Which lines in the material below contain the word "High"? Copy each of them.

Records about charts and figures
○ ○ ○

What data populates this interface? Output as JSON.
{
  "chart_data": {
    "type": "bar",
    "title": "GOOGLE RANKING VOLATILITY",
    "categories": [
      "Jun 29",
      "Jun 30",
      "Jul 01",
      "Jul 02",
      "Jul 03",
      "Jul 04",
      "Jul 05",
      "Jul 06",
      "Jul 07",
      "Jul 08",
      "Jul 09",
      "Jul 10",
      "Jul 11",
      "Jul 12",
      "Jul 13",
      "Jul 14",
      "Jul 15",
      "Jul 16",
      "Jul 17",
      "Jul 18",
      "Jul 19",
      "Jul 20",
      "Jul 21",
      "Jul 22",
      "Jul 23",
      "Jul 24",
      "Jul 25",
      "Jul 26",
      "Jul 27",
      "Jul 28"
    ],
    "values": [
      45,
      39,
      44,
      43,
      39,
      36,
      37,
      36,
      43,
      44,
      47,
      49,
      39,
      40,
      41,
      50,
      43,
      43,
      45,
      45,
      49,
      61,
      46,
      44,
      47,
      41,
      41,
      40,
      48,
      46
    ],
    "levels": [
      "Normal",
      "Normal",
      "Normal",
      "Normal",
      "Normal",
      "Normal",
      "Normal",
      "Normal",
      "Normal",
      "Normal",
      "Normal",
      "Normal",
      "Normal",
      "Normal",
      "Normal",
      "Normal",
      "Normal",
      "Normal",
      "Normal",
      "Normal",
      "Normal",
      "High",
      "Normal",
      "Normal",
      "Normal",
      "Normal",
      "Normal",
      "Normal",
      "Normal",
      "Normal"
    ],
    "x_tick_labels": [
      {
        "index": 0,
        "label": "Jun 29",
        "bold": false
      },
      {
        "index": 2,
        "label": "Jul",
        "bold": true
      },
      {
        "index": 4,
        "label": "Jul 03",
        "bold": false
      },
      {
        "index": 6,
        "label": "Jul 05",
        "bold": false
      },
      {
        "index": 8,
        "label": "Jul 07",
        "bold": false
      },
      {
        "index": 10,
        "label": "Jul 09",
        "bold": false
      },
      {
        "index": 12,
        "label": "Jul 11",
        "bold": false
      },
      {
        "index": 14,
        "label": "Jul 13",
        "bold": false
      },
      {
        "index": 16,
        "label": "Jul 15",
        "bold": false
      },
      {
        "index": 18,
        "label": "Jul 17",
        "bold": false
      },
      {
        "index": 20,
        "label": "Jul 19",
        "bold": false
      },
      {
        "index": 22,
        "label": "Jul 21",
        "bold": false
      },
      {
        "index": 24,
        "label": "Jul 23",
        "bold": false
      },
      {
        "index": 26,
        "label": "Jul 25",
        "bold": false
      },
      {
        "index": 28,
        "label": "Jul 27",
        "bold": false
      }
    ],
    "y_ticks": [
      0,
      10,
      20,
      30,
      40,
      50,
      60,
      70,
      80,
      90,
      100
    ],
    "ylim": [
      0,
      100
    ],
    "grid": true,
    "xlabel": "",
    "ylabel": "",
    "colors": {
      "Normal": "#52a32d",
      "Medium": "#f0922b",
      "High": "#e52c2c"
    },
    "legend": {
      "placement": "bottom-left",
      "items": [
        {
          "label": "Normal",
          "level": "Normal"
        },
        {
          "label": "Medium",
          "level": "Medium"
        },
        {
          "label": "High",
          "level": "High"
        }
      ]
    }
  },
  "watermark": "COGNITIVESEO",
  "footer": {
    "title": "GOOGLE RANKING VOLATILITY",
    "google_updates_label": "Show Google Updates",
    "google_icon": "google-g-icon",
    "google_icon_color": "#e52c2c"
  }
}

○ ○ ○

* _THE REPLY_
      "High",
      "High": "#e52c2c"
          "label": "High",
          "level": "High"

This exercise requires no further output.